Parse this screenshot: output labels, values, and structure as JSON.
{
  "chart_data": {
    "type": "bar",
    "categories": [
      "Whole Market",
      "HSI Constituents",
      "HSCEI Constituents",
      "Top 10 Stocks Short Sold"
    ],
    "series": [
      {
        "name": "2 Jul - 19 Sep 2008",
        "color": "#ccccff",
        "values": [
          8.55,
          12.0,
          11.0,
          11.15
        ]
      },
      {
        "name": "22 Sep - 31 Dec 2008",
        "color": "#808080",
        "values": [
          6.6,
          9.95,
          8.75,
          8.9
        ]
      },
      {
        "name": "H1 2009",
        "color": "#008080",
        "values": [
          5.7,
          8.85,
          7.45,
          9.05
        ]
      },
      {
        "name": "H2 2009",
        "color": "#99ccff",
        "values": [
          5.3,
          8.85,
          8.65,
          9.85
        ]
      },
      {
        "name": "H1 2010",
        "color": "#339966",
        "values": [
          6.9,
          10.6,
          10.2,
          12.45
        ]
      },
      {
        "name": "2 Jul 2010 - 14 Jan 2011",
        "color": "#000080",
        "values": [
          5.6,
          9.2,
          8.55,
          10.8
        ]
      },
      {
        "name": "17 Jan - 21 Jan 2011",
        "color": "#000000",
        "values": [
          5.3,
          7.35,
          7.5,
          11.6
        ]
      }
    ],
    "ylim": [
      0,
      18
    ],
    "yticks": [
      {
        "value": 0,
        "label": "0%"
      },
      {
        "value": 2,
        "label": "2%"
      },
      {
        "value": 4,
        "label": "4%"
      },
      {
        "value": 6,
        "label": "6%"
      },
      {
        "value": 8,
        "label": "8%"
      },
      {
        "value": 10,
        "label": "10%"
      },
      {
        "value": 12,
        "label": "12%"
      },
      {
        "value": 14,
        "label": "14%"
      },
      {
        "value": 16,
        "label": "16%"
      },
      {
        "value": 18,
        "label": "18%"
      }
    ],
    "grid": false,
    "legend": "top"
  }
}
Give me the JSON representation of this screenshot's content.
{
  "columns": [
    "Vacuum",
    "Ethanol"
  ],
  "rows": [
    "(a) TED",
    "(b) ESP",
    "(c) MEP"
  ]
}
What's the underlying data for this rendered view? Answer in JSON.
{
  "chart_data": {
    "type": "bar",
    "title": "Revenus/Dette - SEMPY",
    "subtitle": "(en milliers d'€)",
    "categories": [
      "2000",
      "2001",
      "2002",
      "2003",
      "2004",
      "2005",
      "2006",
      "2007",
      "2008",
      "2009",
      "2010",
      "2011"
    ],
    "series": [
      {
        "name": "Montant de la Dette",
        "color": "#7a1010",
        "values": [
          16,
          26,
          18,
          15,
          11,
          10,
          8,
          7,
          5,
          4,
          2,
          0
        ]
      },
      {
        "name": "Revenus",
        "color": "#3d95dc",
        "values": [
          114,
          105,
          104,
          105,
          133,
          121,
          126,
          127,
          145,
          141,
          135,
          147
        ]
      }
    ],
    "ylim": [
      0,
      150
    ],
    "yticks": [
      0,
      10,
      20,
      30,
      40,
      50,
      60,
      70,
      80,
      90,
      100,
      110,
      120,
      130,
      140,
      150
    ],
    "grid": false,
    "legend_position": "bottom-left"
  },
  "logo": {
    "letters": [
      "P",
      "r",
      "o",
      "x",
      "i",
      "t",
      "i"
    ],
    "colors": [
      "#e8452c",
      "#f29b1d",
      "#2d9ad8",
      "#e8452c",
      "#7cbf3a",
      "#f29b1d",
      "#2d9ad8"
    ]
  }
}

● ● ●

Aim of the task: Retype the records above exactly.

Completed task:
Parse this screenshot: output labels, values, and structure as JSON.
{
  "chart_data": {
    "type": "bar",
    "categories": [
      "Whole Market",
      "HSI Constituents",
      "HSCEI Constituents",
      "Top 10 Stocks Short Sold"
    ],
    "series": [
      {
        "name": "2 Jul - 19 Sep 2008",
        "color": "#ccccff",
        "values": [
          8.55,
          12.0,
          11.0,
          11.15
        ]
      },
      {
        "name": "22 Sep - 31 Dec 2008",
        "color": "#808080",
        "values": [
          6.6,
          9.95,
          8.75,
          8.9
        ]
      },
      {
        "name": "H1 2009",
        "color": "#008080",
        "values": [
          5.7,
          8.85,
          7.45,
          9.05
        ]
      },
      {
        "name": "H2 2009",
        "color": "#99ccff",
        "values": [
          5.3,
          8.85,
          8.65,
          9.85
        ]
      },
      {
        "name": "H1 2010",
        "color": "#339966",
        "values": [
          6.9,
          10.6,
          10.2,
          12.45
        ]
      },
      {
        "name": "2 Jul 2010 - 14 Jan 2011",
        "color": "#000080",
        "values": [
          5.6,
          9.2,
          8.55,
          10.8
        ]
      },
      {
        "name": "17 Jan - 21 Jan 2011",
        "color": "#000000",
        "values": [
          5.3,
          7.35,
          7.5,
          11.6
        ]
      }
    ],
    "ylim": [
      0,
      18
    ],
    "yticks": [
      {
        "value": 0,
        "label": "0%"
      },
      {
        "value": 2,
        "label": "2%"
      },
      {
        "value": 4,
        "label": "4%"
      },
      {
        "value": 6,
        "label": "6%"
      },
      {
        "value": 8,
        "label": "8%"
      },
      {
        "value": 10,
        "label": "10%"
      },
      {
        "value": 12,
        "label": "12%"
      },
      {
        "value": 14,
        "label": "14%"
      },
      {
        "value": 16,
        "label": "16%"
      },
      {
        "value": 18,
        "label": "18%"
      }
    ],
    "grid": false,
    "legend": "top"
  }
}
Give me the JSON representation of this screenshot's content.
{
  "columns": [
    "Vacuum",
    "Ethanol"
  ],
  "rows": [
    "(a) TED",
    "(b) ESP",
    "(c) MEP"
  ]
}
What's the underlying data for this rendered view? Answer in JSON.
{
  "chart_data": {
    "type": "bar",
    "title": "Revenus/Dette - SEMPY",
    "subtitle": "(en milliers d'€)",
    "categories": [
      "2000",
      "2001",
      "2002",
      "2003",
      "2004",
      "2005",
      "2006",
      "2007",
      "2008",
      "2009",
      "2010",
      "2011"
    ],
    "series": [
      {
        "name": "Montant de la Dette",
        "color": "#7a1010",
        "values": [
          16,
          26,
          18,
          15,
          11,
          10,
          8,
          7,
          5,
          4,
          2,
          0
        ]
      },
      {
        "name": "Revenus",
        "color": "#3d95dc",
        "values": [
          114,
          105,
          104,
          105,
          133,
          121,
          126,
          127,
          145,
          141,
          135,
          147
        ]
      }
    ],
    "ylim": [
      0,
      150
    ],
    "yticks": [
      0,
      10,
      20,
      30,
      40,
      50,
      60,
      70,
      80,
      90,
      100,
      110,
      120,
      130,
      140,
      150
    ],
    "grid": false,
    "legend_position": "bottom-left"
  },
  "logo": {
    "letters": [
      "P",
      "r",
      "o",
      "x",
      "i",
      "t",
      "i"
    ],
    "colors": [
      "#e8452c",
      "#f29b1d",
      "#2d9ad8",
      "#e8452c",
      "#7cbf3a",
      "#f29b1d",
      "#2d9ad8"
    ]
  }
}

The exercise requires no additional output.